## Stated exercise
Reproduce the material in full, exactly as written.

— begin —

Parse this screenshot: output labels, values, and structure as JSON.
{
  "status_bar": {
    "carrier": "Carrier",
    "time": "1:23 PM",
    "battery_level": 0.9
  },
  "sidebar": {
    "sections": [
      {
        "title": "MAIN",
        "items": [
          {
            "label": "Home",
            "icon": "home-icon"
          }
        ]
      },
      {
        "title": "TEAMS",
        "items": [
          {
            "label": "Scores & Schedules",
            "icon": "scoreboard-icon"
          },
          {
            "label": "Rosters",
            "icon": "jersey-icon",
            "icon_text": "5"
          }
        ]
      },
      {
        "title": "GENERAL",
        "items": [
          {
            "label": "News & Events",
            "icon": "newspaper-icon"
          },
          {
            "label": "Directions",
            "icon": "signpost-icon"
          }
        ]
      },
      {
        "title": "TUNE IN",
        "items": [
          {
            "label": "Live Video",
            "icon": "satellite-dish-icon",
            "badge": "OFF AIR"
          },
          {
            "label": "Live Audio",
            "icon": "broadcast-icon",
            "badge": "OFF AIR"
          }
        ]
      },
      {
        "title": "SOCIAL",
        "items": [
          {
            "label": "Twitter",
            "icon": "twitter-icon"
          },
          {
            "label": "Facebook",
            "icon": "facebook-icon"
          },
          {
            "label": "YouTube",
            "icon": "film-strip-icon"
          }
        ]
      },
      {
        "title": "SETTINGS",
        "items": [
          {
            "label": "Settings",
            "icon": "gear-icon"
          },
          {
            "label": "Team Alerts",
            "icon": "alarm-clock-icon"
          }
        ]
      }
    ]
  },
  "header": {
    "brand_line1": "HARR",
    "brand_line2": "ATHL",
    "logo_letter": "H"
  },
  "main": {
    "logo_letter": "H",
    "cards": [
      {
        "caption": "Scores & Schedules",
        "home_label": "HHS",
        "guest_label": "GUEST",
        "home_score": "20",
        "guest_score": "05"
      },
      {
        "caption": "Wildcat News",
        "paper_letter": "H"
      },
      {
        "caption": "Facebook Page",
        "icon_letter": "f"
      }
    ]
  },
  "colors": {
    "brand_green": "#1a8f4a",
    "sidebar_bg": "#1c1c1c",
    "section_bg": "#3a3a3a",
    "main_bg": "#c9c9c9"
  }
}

— end —

## Reply
Parse this screenshot: output labels, values, and structure as JSON.
{
  "status_bar": {
    "carrier": "Carrier",
    "time": "1:23 PM",
    "battery_level": 0.9
  },
  "sidebar": {
    "sections": [
      {
        "title": "MAIN",
        "items": [
          {
            "label": "Home",
            "icon": "home-icon"
          }
        ]
      },
      {
        "title": "TEAMS",
        "items": [
          {
            "label": "Scores & Schedules",
            "icon": "scoreboard-icon"
          },
          {
            "label": "Rosters",
            "icon": "jersey-icon",
            "icon_text": "5"
          }
        ]
      },
      {
        "title": "GENERAL",
        "items": [
          {
            "label": "News & Events",
            "icon": "newspaper-icon"
          },
          {
            "label": "Directions",
            "icon": "signpost-icon"
          }
        ]
      },
      {
        "title": "TUNE IN",
        "items": [
          {
            "label": "Live Video",
            "icon": "satellite-dish-icon",
            "badge": "OFF AIR"
          },
          {
            "label": "Live Audio",
            "icon": "broadcast-icon",
            "badge": "OFF AIR"
          }
        ]
      },
      {
        "title": "SOCIAL",
        "items": [
          {
            "label": "Twitter",
            "icon": "twitter-icon"
          },
          {
            "label": "Facebook",
            "icon": "facebook-icon"
          },
          {
            "label": "YouTube",
            "icon": "film-strip-icon"
          }
        ]
      },
      {
        "title": "SETTINGS",
        "items": [
          {
            "label": "Settings",
            "icon": "gear-icon"
          },
          {
            "label": "Team Alerts",
            "icon": "alarm-clock-icon"
          }
        ]
      }
    ]
  },
  "header": {
    "brand_line1": "HARR",
    "brand_line2": "ATHL",
    "logo_letter": "H"
  },
  "main": {
    "logo_letter": "H",
    "cards": [
      {
        "caption": "Scores & Schedules",
        "home_label": "HHS",
        "guest_label": "GUEST",
        "home_score": "20",
        "guest_score": "05"
      },
      {
        "caption": "Wildcat News",
        "paper_letter": "H"
      },
      {
        "caption": "Facebook Page",
        "icon_letter": "f"
      }
    ]
  },
  "colors": {
    "brand_green": "#1a8f4a",
    "sidebar_bg": "#1c1c1c",
    "section_bg": "#3a3a3a",
    "main_bg": "#c9c9c9"
  }
}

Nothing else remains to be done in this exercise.